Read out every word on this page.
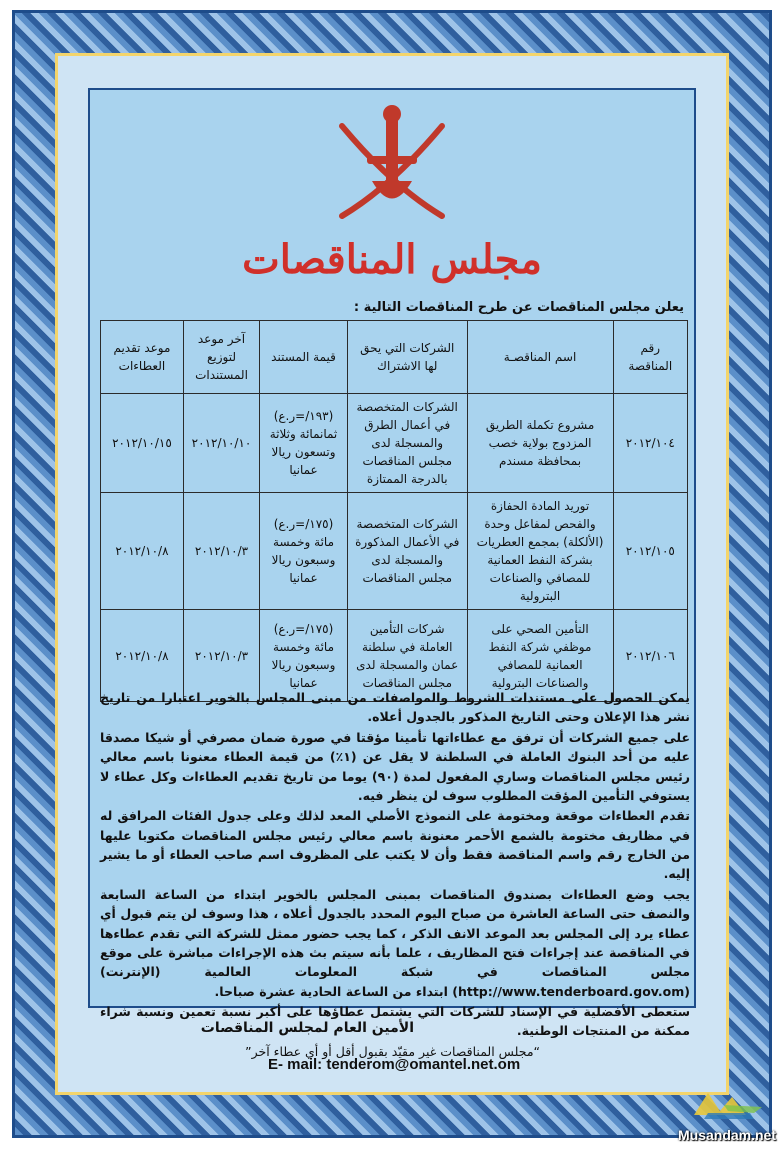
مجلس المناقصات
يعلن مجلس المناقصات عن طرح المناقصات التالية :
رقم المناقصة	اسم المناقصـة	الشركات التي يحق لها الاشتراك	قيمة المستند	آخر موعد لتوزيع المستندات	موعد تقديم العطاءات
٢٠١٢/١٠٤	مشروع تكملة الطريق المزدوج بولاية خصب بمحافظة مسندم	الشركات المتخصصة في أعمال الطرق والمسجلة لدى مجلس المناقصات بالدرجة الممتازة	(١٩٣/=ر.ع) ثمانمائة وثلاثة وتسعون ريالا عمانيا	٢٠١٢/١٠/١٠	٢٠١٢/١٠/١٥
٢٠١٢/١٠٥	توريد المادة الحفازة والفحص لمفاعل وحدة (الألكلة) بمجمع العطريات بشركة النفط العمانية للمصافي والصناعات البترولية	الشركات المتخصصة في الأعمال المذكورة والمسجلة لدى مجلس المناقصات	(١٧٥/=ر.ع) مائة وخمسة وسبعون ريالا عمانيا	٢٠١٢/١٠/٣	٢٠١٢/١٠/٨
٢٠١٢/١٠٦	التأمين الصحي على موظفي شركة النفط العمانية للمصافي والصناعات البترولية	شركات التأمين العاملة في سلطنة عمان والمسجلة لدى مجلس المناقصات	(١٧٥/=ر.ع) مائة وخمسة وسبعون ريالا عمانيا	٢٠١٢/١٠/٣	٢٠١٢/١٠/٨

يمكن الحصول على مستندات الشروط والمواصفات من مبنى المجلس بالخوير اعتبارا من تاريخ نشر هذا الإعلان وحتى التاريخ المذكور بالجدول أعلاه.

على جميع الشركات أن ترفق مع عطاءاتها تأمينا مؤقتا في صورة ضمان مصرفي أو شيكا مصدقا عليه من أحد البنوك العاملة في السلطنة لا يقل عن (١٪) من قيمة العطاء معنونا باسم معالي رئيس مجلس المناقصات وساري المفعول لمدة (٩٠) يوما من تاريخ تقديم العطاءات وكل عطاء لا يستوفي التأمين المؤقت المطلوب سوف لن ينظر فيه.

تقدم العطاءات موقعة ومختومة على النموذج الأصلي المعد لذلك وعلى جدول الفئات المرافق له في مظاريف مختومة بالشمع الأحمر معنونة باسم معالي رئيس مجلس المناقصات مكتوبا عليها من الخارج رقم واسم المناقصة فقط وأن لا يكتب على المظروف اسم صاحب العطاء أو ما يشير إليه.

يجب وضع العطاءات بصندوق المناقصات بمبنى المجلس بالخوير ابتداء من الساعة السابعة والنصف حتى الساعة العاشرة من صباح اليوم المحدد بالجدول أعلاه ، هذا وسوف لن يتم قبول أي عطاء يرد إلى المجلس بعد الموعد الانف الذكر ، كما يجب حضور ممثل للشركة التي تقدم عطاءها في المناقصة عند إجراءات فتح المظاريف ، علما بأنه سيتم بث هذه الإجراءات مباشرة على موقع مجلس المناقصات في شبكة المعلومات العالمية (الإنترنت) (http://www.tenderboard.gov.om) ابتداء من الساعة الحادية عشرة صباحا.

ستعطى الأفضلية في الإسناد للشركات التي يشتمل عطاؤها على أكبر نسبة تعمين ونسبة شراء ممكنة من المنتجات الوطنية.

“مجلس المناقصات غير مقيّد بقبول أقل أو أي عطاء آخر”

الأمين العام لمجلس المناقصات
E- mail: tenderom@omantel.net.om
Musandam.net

▬▬▬▬▬▬▬▬▬▬

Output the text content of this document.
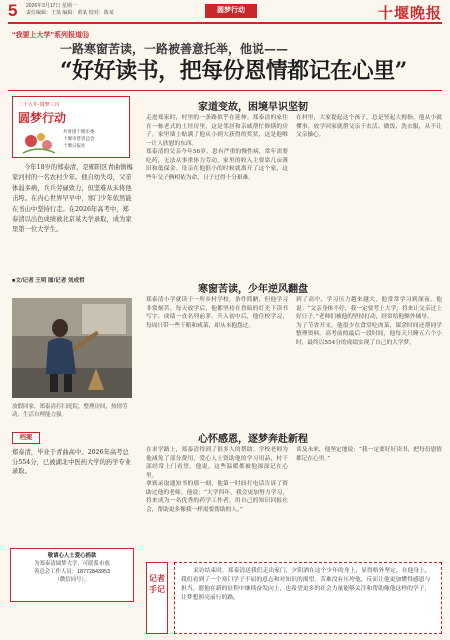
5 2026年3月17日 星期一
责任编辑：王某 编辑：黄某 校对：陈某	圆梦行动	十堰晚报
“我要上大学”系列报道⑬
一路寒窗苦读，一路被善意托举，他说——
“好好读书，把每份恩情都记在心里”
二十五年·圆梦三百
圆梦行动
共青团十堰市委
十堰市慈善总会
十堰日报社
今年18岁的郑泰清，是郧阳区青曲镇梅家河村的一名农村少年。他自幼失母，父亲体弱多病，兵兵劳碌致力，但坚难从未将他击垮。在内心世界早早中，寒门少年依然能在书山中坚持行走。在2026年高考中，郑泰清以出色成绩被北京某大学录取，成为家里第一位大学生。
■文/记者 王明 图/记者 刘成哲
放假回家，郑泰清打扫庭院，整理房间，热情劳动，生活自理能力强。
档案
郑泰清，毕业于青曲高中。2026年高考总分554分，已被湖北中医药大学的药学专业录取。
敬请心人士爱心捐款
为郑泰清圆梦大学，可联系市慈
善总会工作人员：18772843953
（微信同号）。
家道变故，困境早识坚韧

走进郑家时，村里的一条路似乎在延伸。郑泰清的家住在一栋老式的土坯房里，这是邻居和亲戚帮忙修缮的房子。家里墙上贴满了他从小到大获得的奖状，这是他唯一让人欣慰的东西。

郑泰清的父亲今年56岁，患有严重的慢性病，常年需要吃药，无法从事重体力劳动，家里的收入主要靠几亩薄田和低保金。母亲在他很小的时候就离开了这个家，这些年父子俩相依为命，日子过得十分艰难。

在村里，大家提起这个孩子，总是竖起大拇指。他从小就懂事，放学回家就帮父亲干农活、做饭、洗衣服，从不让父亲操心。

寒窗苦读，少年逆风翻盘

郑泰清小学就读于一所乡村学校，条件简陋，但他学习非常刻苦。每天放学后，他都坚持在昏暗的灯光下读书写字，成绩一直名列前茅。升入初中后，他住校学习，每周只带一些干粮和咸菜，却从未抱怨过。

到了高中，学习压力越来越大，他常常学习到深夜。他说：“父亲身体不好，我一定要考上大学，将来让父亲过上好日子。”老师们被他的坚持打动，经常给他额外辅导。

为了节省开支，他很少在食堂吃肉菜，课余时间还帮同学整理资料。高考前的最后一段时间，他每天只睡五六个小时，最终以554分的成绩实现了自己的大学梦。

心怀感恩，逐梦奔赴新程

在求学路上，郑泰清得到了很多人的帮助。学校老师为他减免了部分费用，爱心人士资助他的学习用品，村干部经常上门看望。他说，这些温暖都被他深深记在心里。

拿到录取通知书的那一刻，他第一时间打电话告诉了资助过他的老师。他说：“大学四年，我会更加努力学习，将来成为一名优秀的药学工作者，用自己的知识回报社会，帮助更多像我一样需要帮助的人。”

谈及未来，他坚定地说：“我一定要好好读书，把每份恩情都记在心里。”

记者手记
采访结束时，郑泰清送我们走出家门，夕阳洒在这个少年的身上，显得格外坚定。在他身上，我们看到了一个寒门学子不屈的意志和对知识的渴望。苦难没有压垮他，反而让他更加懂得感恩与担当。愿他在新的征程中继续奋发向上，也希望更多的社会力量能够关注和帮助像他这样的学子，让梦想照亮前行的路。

▬▬▬▬▬▬▬▬▬▬

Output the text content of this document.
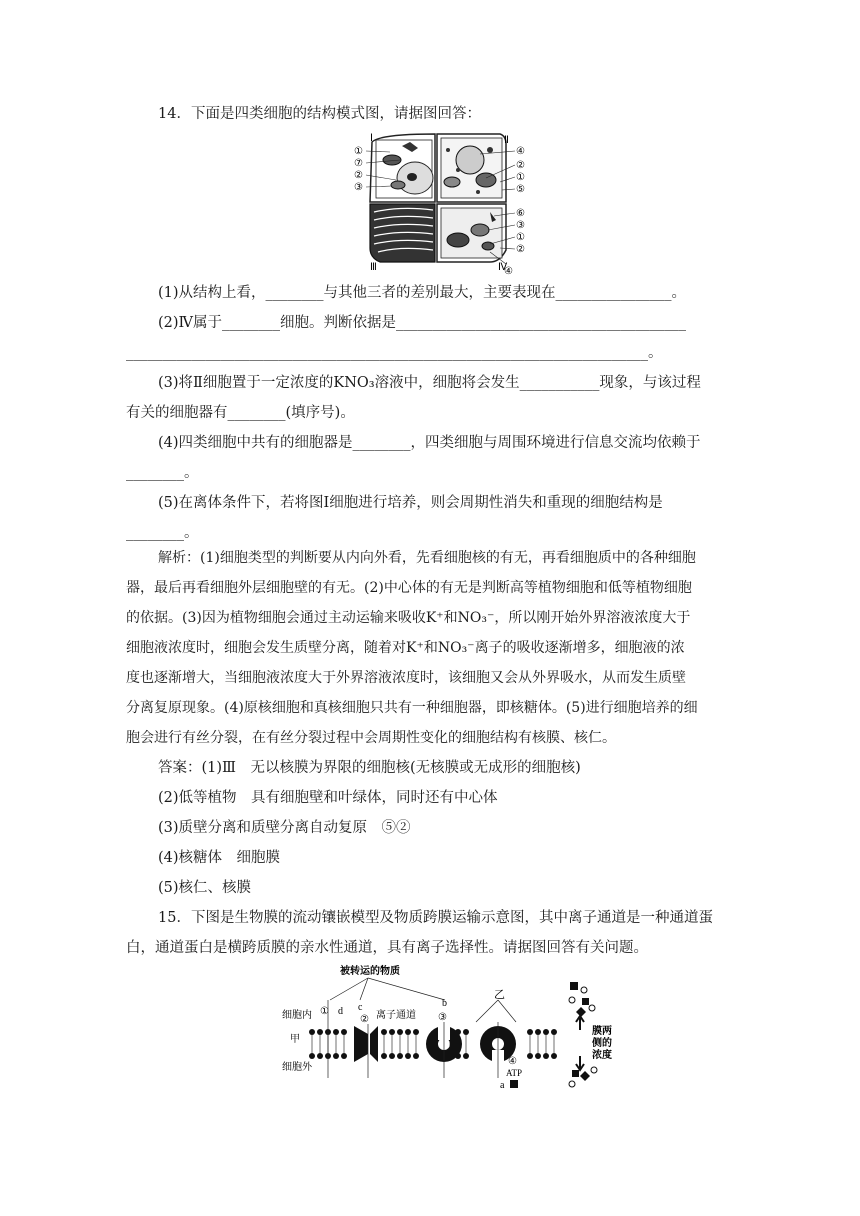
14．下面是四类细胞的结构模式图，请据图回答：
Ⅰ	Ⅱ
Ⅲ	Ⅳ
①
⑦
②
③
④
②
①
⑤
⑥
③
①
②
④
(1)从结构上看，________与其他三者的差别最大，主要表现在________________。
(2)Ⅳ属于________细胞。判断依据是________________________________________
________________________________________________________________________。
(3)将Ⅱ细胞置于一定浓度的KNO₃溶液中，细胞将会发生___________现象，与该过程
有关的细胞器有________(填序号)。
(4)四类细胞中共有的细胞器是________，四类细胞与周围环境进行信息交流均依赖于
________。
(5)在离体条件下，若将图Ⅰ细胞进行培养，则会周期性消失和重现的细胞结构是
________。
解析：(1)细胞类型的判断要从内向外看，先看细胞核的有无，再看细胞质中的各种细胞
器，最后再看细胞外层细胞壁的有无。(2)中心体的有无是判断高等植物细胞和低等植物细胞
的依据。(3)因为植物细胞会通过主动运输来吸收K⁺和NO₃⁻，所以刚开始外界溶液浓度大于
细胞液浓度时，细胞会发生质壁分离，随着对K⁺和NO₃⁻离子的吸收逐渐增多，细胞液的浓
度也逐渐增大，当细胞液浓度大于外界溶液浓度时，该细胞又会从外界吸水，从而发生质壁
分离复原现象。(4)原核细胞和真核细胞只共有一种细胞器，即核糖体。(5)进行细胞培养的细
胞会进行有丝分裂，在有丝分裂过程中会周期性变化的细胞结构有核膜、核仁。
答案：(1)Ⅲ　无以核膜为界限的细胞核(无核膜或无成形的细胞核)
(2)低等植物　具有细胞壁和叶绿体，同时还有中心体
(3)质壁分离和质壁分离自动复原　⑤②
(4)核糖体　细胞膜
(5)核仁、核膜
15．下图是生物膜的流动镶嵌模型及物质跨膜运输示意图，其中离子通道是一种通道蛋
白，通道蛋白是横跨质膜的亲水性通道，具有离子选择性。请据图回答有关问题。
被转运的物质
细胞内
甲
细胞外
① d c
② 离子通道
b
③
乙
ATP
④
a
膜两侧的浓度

▬▬▬▬▬▬▬▬▬▬

### What the task requires
Read through the entries and copy each line in which "العمانية" appears.

### Reply
٢٠١٢/١٠٥	توريد المادة الحفازة والفحص لمفاعل وحدة (الألكلة) بمجمع العطريات بشركة النفط العمانية للمصافي والصناعات البترولية	الشركات المتخصصة في الأعمال المذكورة والمسجلة لدى مجلس المناقصات	(١٧٥/=ر.ع) مائة وخمسة وسبعون ريالا عمانيا	٢٠١٢/١٠/٣	٢٠١٢/١٠/٨
٢٠١٢/١٠٦	التأمين الصحي على موظفي شركة النفط العمانية للمصافي والصناعات البترولية	شركات التأمين العاملة في سلطنة عمان والمسجلة لدى مجلس المناقصات	(١٧٥/=ر.ع) مائة وخمسة وسبعون ريالا عمانيا	٢٠١٢/١٠/٣	٢٠١٢/١٠/٨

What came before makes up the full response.